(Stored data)
%%

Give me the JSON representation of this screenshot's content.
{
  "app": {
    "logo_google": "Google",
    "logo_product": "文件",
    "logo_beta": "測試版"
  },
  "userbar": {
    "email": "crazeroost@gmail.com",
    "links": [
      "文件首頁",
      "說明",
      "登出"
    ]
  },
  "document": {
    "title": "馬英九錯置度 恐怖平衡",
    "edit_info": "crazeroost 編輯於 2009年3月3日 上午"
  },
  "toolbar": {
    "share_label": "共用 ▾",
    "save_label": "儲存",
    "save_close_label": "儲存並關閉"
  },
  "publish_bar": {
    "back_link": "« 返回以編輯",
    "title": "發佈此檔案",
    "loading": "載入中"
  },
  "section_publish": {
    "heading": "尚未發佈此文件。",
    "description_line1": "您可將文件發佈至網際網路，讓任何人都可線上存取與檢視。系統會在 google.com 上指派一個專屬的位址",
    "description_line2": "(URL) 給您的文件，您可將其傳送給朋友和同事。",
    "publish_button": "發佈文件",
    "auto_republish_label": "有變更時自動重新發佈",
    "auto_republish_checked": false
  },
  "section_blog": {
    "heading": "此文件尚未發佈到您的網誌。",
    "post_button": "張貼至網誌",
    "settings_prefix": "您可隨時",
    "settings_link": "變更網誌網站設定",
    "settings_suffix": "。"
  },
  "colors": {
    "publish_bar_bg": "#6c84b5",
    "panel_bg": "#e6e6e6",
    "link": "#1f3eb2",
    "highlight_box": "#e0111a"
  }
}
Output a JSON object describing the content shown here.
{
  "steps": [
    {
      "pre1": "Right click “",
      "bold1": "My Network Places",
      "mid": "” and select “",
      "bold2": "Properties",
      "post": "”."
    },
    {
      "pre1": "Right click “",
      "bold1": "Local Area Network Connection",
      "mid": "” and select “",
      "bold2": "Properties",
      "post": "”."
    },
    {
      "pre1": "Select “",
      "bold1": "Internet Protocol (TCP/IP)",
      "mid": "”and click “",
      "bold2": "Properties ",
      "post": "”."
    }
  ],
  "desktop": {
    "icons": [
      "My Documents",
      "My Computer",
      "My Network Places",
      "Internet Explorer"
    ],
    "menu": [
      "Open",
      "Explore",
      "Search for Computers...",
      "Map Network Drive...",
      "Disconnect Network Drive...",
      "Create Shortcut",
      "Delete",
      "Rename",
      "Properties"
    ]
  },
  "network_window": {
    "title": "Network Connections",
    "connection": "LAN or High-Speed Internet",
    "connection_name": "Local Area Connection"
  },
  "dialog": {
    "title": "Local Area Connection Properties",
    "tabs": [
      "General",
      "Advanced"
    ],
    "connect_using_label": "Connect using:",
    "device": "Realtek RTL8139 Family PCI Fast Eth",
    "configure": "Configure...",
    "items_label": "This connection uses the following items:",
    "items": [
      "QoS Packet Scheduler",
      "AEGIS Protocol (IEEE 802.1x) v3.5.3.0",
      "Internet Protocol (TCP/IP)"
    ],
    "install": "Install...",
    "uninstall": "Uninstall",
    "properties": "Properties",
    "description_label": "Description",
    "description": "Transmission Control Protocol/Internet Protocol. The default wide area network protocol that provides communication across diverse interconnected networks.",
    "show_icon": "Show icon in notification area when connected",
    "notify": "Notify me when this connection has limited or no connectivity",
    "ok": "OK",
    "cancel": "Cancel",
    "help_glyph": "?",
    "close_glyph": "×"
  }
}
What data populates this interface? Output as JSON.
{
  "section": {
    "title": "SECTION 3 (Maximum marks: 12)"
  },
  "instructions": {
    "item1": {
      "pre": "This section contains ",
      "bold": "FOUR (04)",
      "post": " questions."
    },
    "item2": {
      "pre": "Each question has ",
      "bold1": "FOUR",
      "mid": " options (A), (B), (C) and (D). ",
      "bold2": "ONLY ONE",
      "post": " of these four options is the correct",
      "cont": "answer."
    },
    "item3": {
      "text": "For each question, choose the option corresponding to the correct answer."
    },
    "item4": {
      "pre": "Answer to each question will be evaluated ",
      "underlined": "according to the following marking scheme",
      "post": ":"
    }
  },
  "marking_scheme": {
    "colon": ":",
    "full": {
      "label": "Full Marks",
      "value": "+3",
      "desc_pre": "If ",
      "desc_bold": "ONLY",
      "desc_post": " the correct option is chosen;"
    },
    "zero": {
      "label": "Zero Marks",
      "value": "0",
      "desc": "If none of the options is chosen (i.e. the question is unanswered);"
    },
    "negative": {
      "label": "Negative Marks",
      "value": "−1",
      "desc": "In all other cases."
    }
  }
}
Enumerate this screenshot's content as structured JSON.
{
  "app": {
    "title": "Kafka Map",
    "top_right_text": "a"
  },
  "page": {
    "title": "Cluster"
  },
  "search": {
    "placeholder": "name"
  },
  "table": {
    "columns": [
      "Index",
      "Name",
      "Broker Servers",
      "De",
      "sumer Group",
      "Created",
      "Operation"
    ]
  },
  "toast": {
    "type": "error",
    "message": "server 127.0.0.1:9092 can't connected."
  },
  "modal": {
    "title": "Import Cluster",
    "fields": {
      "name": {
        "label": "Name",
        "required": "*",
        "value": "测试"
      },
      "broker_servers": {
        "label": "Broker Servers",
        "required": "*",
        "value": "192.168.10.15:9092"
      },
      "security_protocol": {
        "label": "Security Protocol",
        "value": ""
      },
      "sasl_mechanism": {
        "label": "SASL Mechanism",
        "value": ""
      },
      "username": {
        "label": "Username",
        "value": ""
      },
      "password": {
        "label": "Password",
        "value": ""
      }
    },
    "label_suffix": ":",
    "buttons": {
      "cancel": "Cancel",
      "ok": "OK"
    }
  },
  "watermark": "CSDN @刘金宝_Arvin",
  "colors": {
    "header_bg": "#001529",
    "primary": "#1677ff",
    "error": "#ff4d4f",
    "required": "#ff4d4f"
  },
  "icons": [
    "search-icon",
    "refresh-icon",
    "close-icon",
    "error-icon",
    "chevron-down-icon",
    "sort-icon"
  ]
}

%%

### Goal of the exercise:
Copy each line of the preceding data that contains the string "screenshot".

### Response to this exercise:
Give me the JSON representation of this screenshot's content.
Enumerate this screenshot's content as structured JSON.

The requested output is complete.